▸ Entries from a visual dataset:
|---|
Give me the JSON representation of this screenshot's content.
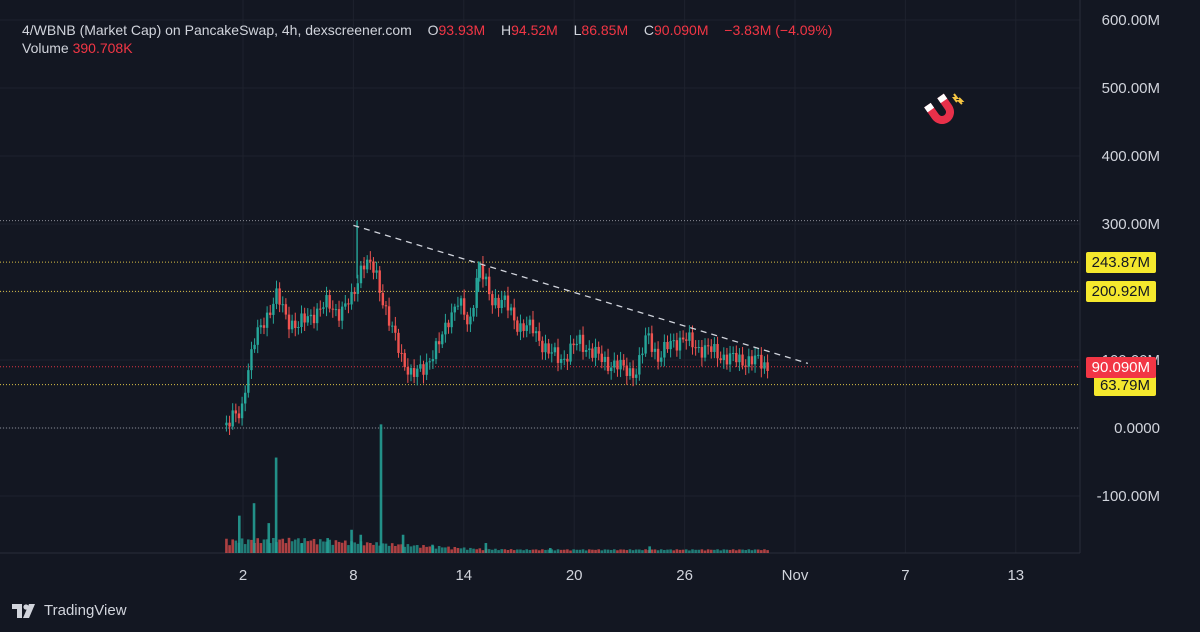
{
  "header": {
    "title": "4/WBNB (Market Cap) on PancakeSwap, 4h, dexscreener.com",
    "open_label": "O",
    "open_value": "93.93M",
    "high_label": "H",
    "high_value": "94.52M",
    "low_label": "L",
    "low_value": "86.85M",
    "close_label": "C",
    "close_value": "90.090M",
    "change": "−3.83M (−4.09%)",
    "volume_label": "Volume",
    "volume_value": "390.708K"
  },
  "brand": {
    "name": "TradingView"
  },
  "colors": {
    "background": "#131722",
    "up": "#26a69a",
    "down": "#ef5350",
    "level_line": "#f0d44a",
    "badge_yellow": "#f5e82d",
    "badge_red": "#f23645"
  },
  "icons": [
    "magnet-icon",
    "tradingview-logo-icon"
  ],
  "chart_data": {
    "type": "candlestick",
    "title": "4/WBNB (Market Cap) on PancakeSwap, 4h, dexscreener.com",
    "y_axis": {
      "ticks": [
        "600.00M",
        "500.00M",
        "400.00M",
        "300.00M",
        "100.00M",
        "0.0000",
        "-100.00M"
      ],
      "ylim": [
        -180,
        620
      ],
      "unit": "M"
    },
    "x_axis": {
      "ticks": [
        "2",
        "8",
        "14",
        "20",
        "26",
        "Nov",
        "7",
        "13"
      ],
      "tick_days": [
        2,
        8,
        14,
        20,
        26,
        32,
        38,
        44
      ],
      "xlim": [
        -2.6,
        50
      ]
    },
    "price_levels": [
      {
        "label": "243.87M",
        "value": 243.87,
        "color": "yellow"
      },
      {
        "label": "200.92M",
        "value": 200.92,
        "color": "yellow"
      },
      {
        "label": "63.79M",
        "value": 63.79,
        "color": "yellow"
      },
      {
        "label": "90.090M",
        "value": 90.09,
        "color": "red"
      },
      {
        "value": 0,
        "color": "gray"
      },
      {
        "value": 305,
        "color": "gray"
      }
    ],
    "trendline": {
      "x": [
        8,
        32.7
      ],
      "y": [
        298,
        95
      ]
    },
    "price_path": [
      [
        1,
        4
      ],
      [
        1.5,
        15
      ],
      [
        1.9,
        20
      ],
      [
        2.2,
        80
      ],
      [
        2.6,
        125
      ],
      [
        3.2,
        160
      ],
      [
        3.8,
        195
      ],
      [
        4.4,
        160
      ],
      [
        5.0,
        150
      ],
      [
        5.8,
        168
      ],
      [
        6.6,
        182
      ],
      [
        7.3,
        170
      ],
      [
        7.9,
        188
      ],
      [
        8.5,
        245
      ],
      [
        9.2,
        230
      ],
      [
        10.0,
        150
      ],
      [
        10.6,
        108
      ],
      [
        11.2,
        74
      ],
      [
        11.8,
        90
      ],
      [
        12.6,
        118
      ],
      [
        13.2,
        165
      ],
      [
        13.7,
        185
      ],
      [
        14.3,
        150
      ],
      [
        14.8,
        238
      ],
      [
        15.5,
        190
      ],
      [
        16.2,
        185
      ],
      [
        17.0,
        150
      ],
      [
        17.8,
        145
      ],
      [
        18.6,
        110
      ],
      [
        19.4,
        102
      ],
      [
        20.3,
        128
      ],
      [
        21.1,
        108
      ],
      [
        21.9,
        95
      ],
      [
        22.6,
        88
      ],
      [
        23.4,
        82
      ],
      [
        24.0,
        140
      ],
      [
        24.6,
        100
      ],
      [
        25.3,
        128
      ],
      [
        26.0,
        130
      ],
      [
        26.8,
        118
      ],
      [
        27.6,
        112
      ],
      [
        28.4,
        102
      ],
      [
        29.2,
        100
      ],
      [
        30.0,
        98
      ],
      [
        30.6,
        90
      ]
    ],
    "volume": [
      {
        "x": 1.8,
        "v": 45
      },
      {
        "x": 2.6,
        "v": 60
      },
      {
        "x": 3.4,
        "v": 36
      },
      {
        "x": 3.8,
        "v": 115
      },
      {
        "x": 5.2,
        "v": 12
      },
      {
        "x": 6.6,
        "v": 18
      },
      {
        "x": 7.9,
        "v": 28
      },
      {
        "x": 8.4,
        "v": 22
      },
      {
        "x": 9.5,
        "v": 155
      },
      {
        "x": 10.7,
        "v": 22
      },
      {
        "x": 12.3,
        "v": 10
      },
      {
        "x": 15.2,
        "v": 12
      },
      {
        "x": 18.7,
        "v": 6
      },
      {
        "x": 24.1,
        "v": 8
      }
    ]
  }
}
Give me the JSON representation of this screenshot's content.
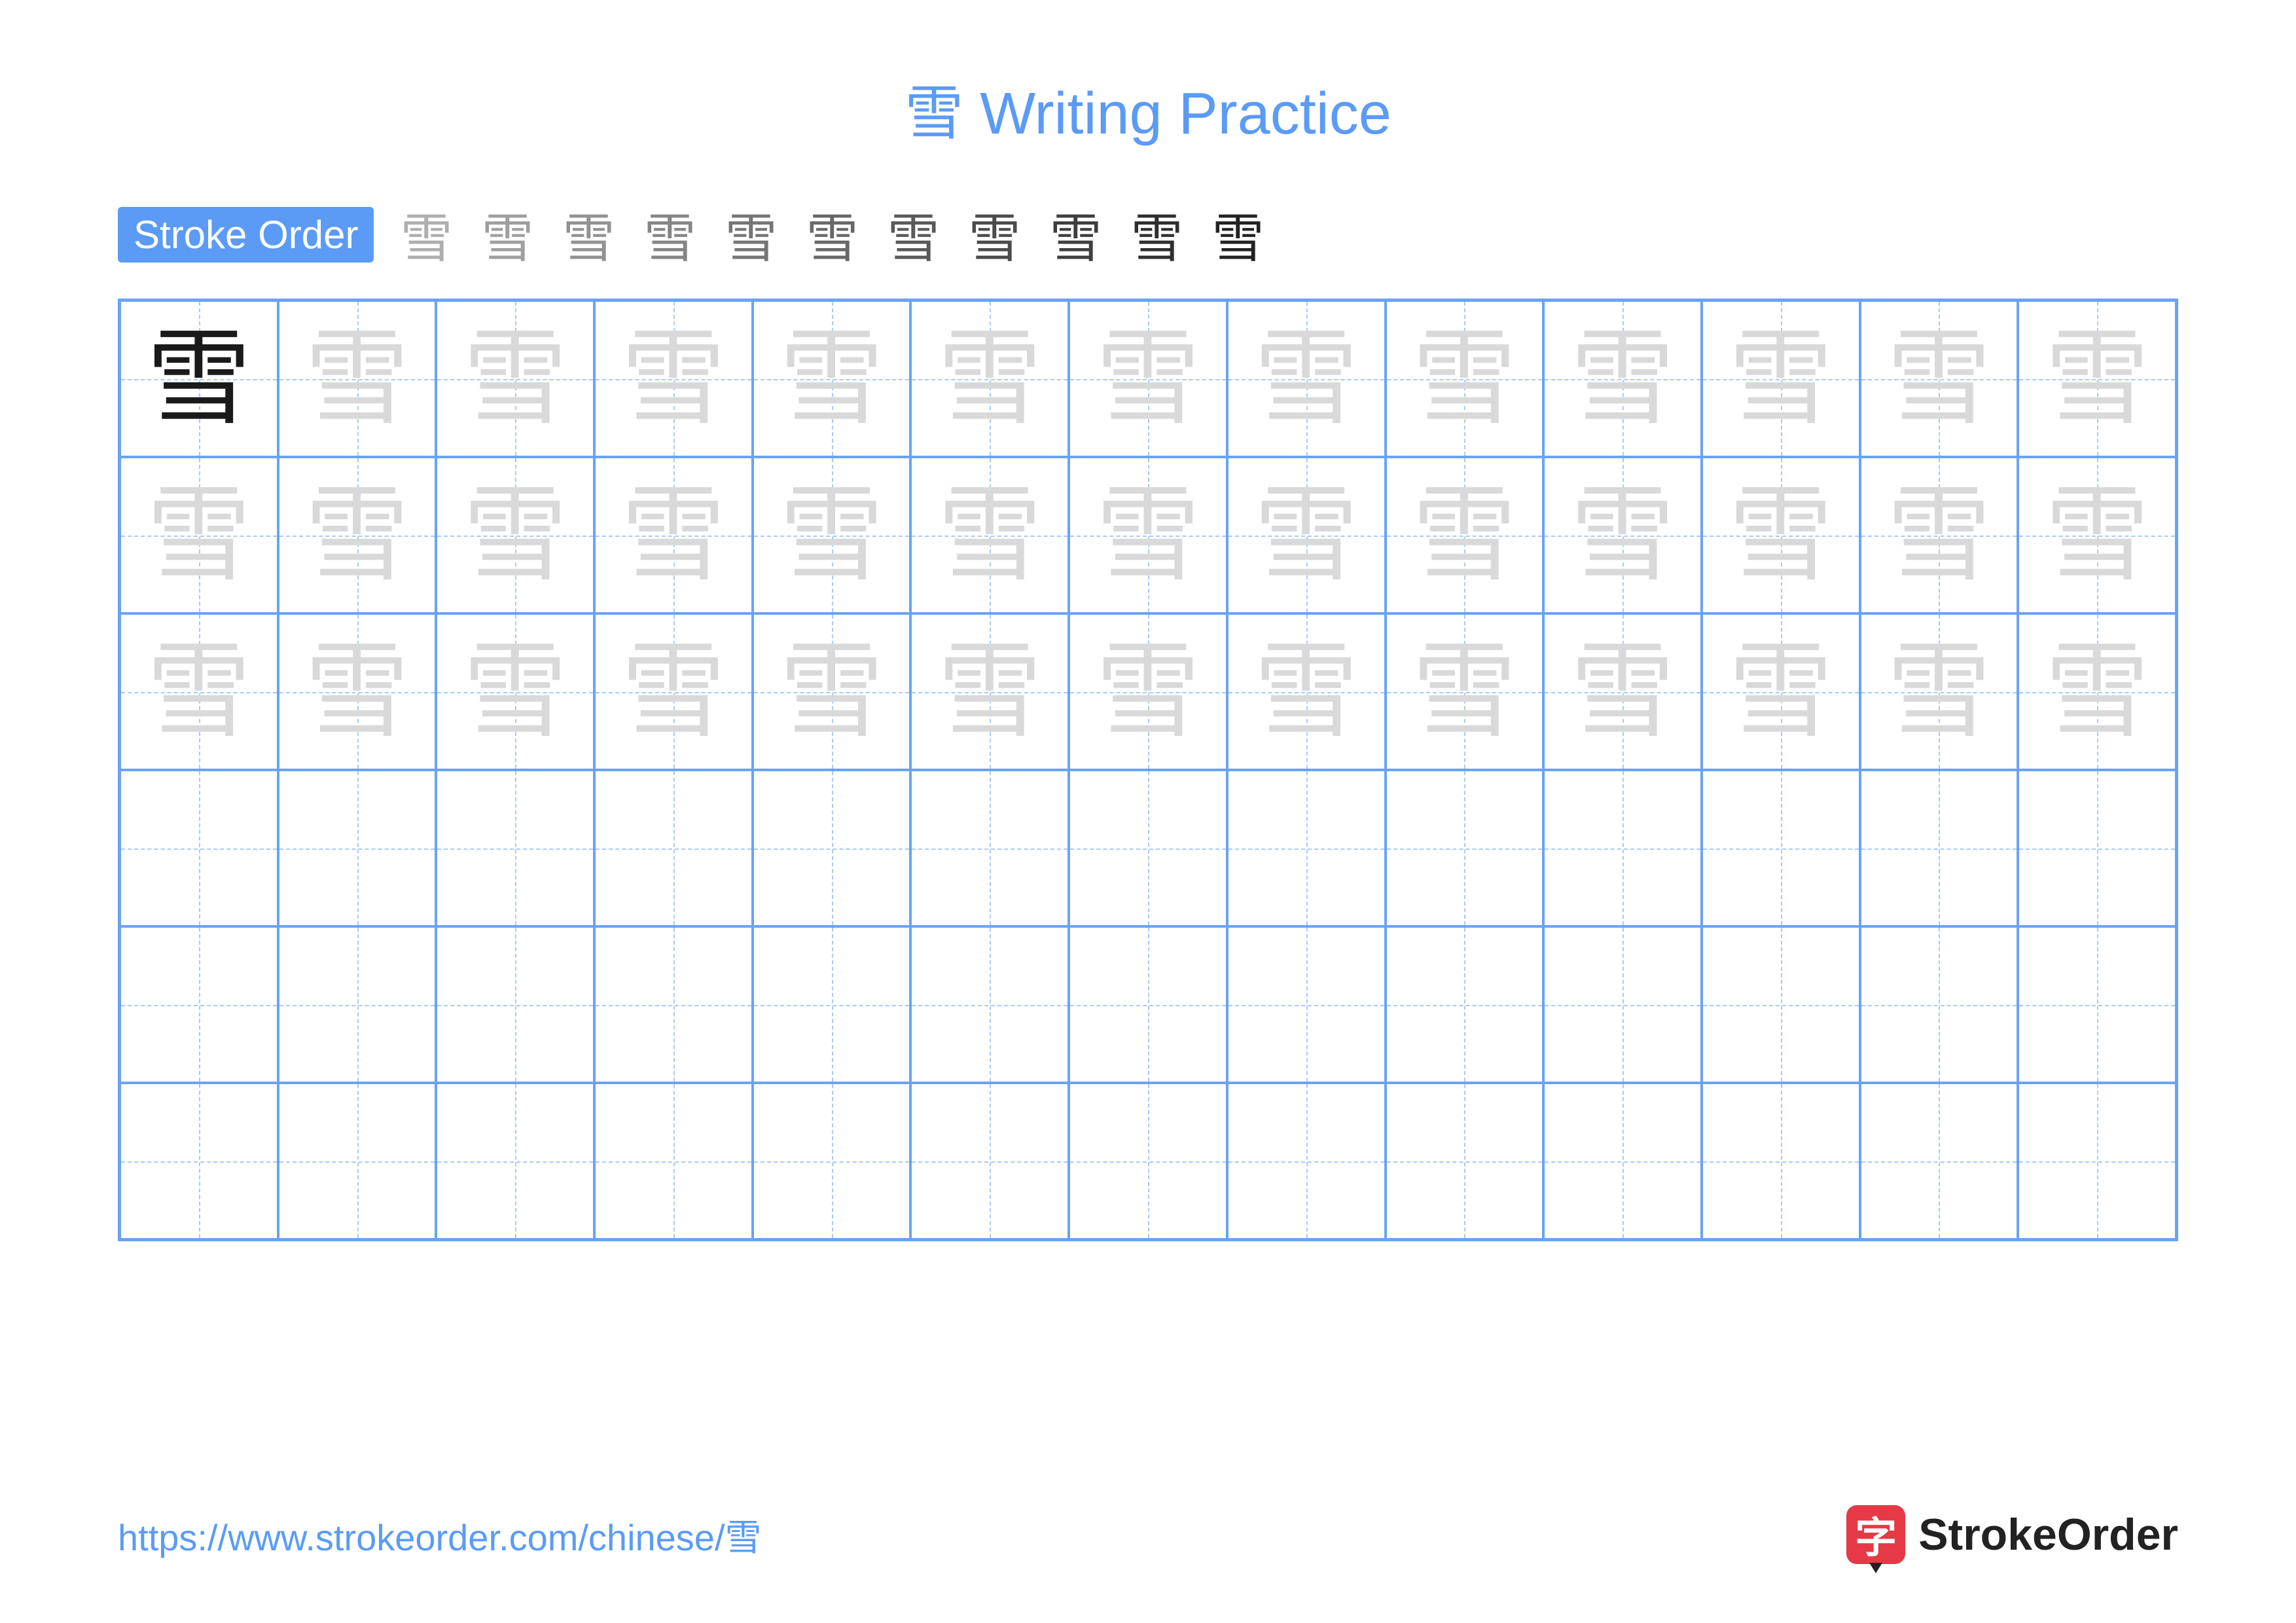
{
  "colors": {
    "accent": "#5b9bf6",
    "grid_border": "#6aa3f5",
    "guide_line": "#a9c9f8",
    "title": "#5b9bf6",
    "url": "#5b9bf6",
    "model_char": "#1a1a1a",
    "trace_char": "#d9d9d9",
    "brand_icon_bg": "#e63946"
  },
  "title": "雪 Writing Practice",
  "stroke_label": "Stroke Order",
  "character": "雪",
  "stroke_count": 11,
  "grid": {
    "cols": 13,
    "rows": 6,
    "trace_rows": 3,
    "cell_font_size": 160
  },
  "footer": {
    "url": "https://www.strokeorder.com/chinese/雪",
    "brand_char": "字",
    "brand_text": "StrokeOrder"
  }
}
|---|
▸ SHORT TASK:
Exactly reproduce the entries above, minus the pictures.

▸ ANSWER FOR THIS EXERCISE:
Give me the JSON representation of this screenshot's content.
{
  "header": {
    "title": "4/WBNB (Market Cap) on PancakeSwap, 4h, dexscreener.com",
    "open_label": "O",
    "open_value": "93.93M",
    "high_label": "H",
    "high_value": "94.52M",
    "low_label": "L",
    "low_value": "86.85M",
    "close_label": "C",
    "close_value": "90.090M",
    "change": "−3.83M (−4.09%)",
    "volume_label": "Volume",
    "volume_value": "390.708K"
  },
  "brand": {
    "name": "TradingView"
  },
  "colors": {
    "background": "#131722",
    "up": "#26a69a",
    "down": "#ef5350",
    "level_line": "#f0d44a",
    "badge_yellow": "#f5e82d",
    "badge_red": "#f23645"
  },
  "icons": [
    "magnet-icon",
    "tradingview-logo-icon"
  ],
  "chart_data": {
    "type": "candlestick",
    "title": "4/WBNB (Market Cap) on PancakeSwap, 4h, dexscreener.com",
    "y_axis": {
      "ticks": [
        "600.00M",
        "500.00M",
        "400.00M",
        "300.00M",
        "100.00M",
        "0.0000",
        "-100.00M"
      ],
      "ylim": [
        -180,
        620
      ],
      "unit": "M"
    },
    "x_axis": {
      "ticks": [
        "2",
        "8",
        "14",
        "20",
        "26",
        "Nov",
        "7",
        "13"
      ],
      "tick_days": [
        2,
        8,
        14,
        20,
        26,
        32,
        38,
        44
      ],
      "xlim": [
        -2.6,
        50
      ]
    },
    "price_levels": [
      {
        "label": "243.87M",
        "value": 243.87,
        "color": "yellow"
      },
      {
        "label": "200.92M",
        "value": 200.92,
        "color": "yellow"
      },
      {
        "label": "63.79M",
        "value": 63.79,
        "color": "yellow"
      },
      {
        "label": "90.090M",
        "value": 90.09,
        "color": "red"
      },
      {
        "value": 0,
        "color": "gray"
      },
      {
        "value": 305,
        "color": "gray"
      }
    ],
    "trendline": {
      "x": [
        8,
        32.7
      ],
      "y": [
        298,
        95
      ]
    },
    "price_path": [
      [
        1,
        4
      ],
      [
        1.5,
        15
      ],
      [
        1.9,
        20
      ],
      [
        2.2,
        80
      ],
      [
        2.6,
        125
      ],
      [
        3.2,
        160
      ],
      [
        3.8,
        195
      ],
      [
        4.4,
        160
      ],
      [
        5.0,
        150
      ],
      [
        5.8,
        168
      ],
      [
        6.6,
        182
      ],
      [
        7.3,
        170
      ],
      [
        7.9,
        188
      ],
      [
        8.5,
        245
      ],
      [
        9.2,
        230
      ],
      [
        10.0,
        150
      ],
      [
        10.6,
        108
      ],
      [
        11.2,
        74
      ],
      [
        11.8,
        90
      ],
      [
        12.6,
        118
      ],
      [
        13.2,
        165
      ],
      [
        13.7,
        185
      ],
      [
        14.3,
        150
      ],
      [
        14.8,
        238
      ],
      [
        15.5,
        190
      ],
      [
        16.2,
        185
      ],
      [
        17.0,
        150
      ],
      [
        17.8,
        145
      ],
      [
        18.6,
        110
      ],
      [
        19.4,
        102
      ],
      [
        20.3,
        128
      ],
      [
        21.1,
        108
      ],
      [
        21.9,
        95
      ],
      [
        22.6,
        88
      ],
      [
        23.4,
        82
      ],
      [
        24.0,
        140
      ],
      [
        24.6,
        100
      ],
      [
        25.3,
        128
      ],
      [
        26.0,
        130
      ],
      [
        26.8,
        118
      ],
      [
        27.6,
        112
      ],
      [
        28.4,
        102
      ],
      [
        29.2,
        100
      ],
      [
        30.0,
        98
      ],
      [
        30.6,
        90
      ]
    ],
    "volume": [
      {
        "x": 1.8,
        "v": 45
      },
      {
        "x": 2.6,
        "v": 60
      },
      {
        "x": 3.4,
        "v": 36
      },
      {
        "x": 3.8,
        "v": 115
      },
      {
        "x": 5.2,
        "v": 12
      },
      {
        "x": 6.6,
        "v": 18
      },
      {
        "x": 7.9,
        "v": 28
      },
      {
        "x": 8.4,
        "v": 22
      },
      {
        "x": 9.5,
        "v": 155
      },
      {
        "x": 10.7,
        "v": 22
      },
      {
        "x": 12.3,
        "v": 10
      },
      {
        "x": 15.2,
        "v": 12
      },
      {
        "x": 18.7,
        "v": 6
      },
      {
        "x": 24.1,
        "v": 8
      }
    ]
  }
}
Give me the JSON representation of this screenshot's content.
{
  "colors": {
    "accent": "#5b9bf6",
    "grid_border": "#6aa3f5",
    "guide_line": "#a9c9f8",
    "title": "#5b9bf6",
    "url": "#5b9bf6",
    "model_char": "#1a1a1a",
    "trace_char": "#d9d9d9",
    "brand_icon_bg": "#e63946"
  },
  "title": "雪 Writing Practice",
  "stroke_label": "Stroke Order",
  "character": "雪",
  "stroke_count": 11,
  "grid": {
    "cols": 13,
    "rows": 6,
    "trace_rows": 3,
    "cell_font_size": 160
  },
  "footer": {
    "url": "https://www.strokeorder.com/chinese/雪",
    "brand_char": "字",
    "brand_text": "StrokeOrder"
  }
}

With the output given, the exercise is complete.